REQUEST
In the following material, identify every line holding the string "Füllkissen" and return it.

MATERIAL SUPPLIED
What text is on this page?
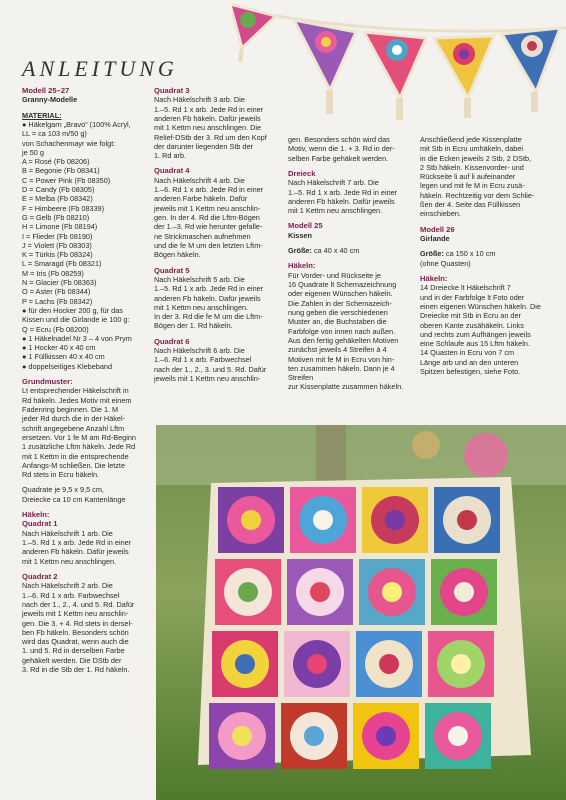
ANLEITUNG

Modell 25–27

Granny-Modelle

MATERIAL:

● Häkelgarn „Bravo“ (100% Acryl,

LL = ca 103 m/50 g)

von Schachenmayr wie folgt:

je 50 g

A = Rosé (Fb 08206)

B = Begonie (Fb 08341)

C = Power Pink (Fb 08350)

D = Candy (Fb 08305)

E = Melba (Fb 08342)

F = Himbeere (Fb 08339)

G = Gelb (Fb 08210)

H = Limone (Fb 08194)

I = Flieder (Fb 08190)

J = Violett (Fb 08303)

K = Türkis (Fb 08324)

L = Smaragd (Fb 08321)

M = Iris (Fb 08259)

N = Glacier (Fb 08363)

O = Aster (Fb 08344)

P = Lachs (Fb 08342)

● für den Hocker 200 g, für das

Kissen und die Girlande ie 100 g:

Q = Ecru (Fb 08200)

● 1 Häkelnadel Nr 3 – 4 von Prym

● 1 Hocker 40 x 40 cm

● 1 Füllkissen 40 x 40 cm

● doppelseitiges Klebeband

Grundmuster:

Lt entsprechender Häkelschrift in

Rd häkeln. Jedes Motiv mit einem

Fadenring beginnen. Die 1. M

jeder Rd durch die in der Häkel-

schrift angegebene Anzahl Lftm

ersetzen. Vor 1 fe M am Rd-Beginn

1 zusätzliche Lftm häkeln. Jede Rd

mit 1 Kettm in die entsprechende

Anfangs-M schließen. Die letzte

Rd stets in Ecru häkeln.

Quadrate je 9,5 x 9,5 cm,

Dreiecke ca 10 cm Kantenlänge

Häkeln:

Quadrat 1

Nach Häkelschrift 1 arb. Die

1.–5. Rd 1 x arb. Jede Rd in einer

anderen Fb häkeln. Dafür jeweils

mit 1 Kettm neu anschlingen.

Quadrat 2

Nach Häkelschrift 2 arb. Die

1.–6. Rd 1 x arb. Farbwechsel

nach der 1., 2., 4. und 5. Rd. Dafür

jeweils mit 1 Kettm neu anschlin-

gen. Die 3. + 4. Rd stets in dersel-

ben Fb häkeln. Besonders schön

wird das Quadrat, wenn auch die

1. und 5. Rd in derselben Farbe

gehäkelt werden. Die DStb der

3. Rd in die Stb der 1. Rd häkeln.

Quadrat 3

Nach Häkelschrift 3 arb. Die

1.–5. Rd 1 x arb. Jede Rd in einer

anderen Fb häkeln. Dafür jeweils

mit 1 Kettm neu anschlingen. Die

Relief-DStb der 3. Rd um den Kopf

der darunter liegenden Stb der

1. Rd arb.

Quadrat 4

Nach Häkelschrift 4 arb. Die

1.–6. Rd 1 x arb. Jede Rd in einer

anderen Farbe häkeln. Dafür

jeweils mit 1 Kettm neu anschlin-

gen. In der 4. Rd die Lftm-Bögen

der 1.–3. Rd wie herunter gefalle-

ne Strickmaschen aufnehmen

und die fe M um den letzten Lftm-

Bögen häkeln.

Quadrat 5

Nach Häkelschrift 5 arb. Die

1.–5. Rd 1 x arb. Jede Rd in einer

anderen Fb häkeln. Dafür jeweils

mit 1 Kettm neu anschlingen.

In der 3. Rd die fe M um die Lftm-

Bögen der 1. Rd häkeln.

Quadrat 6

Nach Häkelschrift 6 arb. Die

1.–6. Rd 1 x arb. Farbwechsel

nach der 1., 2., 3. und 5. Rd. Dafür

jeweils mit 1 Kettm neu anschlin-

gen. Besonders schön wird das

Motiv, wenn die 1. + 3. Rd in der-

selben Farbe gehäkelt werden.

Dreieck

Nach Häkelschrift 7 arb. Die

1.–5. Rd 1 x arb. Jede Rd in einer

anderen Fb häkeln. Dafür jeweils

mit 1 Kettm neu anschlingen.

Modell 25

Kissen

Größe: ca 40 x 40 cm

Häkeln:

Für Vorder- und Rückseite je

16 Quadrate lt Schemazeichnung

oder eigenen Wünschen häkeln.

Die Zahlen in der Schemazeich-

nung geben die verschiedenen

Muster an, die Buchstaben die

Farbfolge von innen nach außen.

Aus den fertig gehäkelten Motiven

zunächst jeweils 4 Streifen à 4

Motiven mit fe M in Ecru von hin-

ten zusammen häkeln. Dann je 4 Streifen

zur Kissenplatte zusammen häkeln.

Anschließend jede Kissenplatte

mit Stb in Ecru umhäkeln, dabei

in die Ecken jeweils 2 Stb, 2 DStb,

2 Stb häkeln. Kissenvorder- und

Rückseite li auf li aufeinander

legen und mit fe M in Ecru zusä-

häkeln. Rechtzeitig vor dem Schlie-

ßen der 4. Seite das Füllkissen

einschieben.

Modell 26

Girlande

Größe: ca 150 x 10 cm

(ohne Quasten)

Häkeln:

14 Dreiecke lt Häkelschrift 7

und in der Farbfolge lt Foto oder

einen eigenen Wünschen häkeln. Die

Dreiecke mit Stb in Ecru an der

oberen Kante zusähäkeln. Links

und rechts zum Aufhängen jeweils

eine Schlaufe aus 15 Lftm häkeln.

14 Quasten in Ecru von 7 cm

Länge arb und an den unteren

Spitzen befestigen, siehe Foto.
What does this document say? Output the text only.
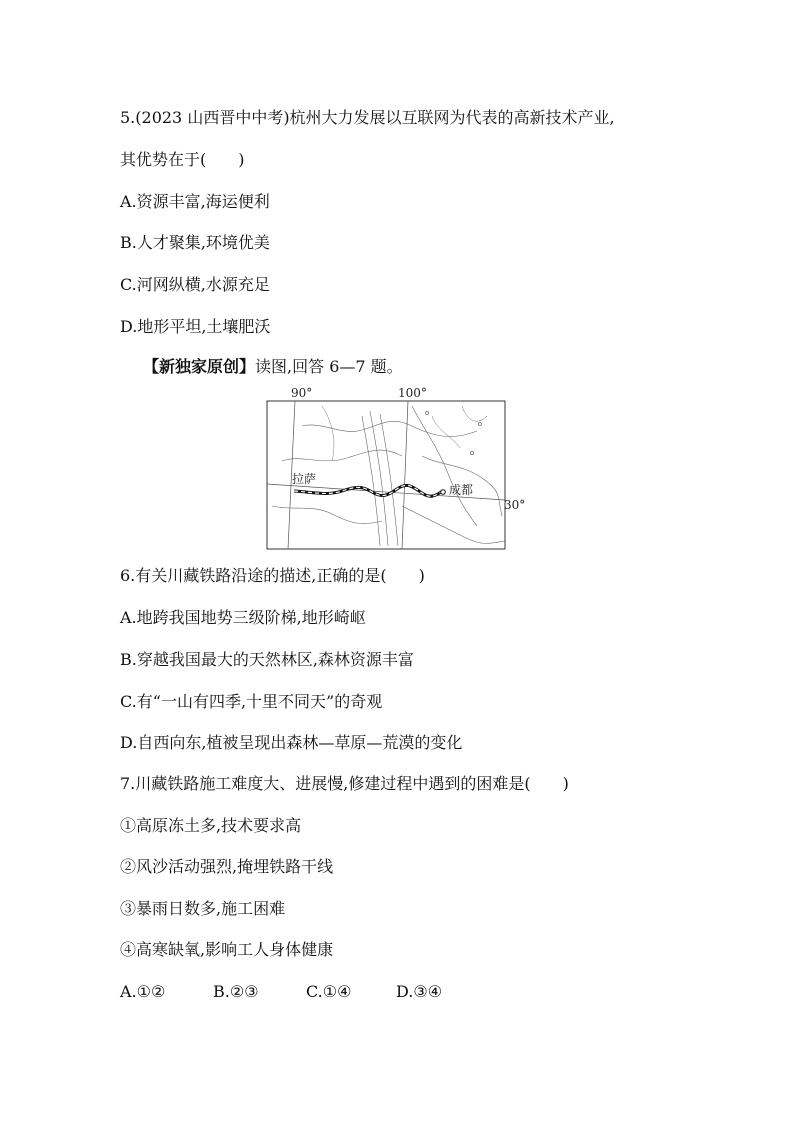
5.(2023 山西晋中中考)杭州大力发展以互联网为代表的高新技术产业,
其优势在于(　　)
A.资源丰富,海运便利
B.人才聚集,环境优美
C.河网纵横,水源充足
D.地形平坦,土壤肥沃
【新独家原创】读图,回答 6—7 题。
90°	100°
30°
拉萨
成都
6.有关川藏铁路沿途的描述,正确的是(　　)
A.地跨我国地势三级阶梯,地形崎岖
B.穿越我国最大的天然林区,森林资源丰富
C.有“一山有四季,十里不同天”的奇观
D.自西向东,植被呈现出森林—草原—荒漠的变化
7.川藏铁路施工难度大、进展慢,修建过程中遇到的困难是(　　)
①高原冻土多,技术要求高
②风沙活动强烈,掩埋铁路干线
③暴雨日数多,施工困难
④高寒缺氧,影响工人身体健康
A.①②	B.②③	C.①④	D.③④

OUTPUT FOR THIS EXERCISE
● 1 Füllkissen 40 x 40 cm
ßen der 4. Seite das Füllkissen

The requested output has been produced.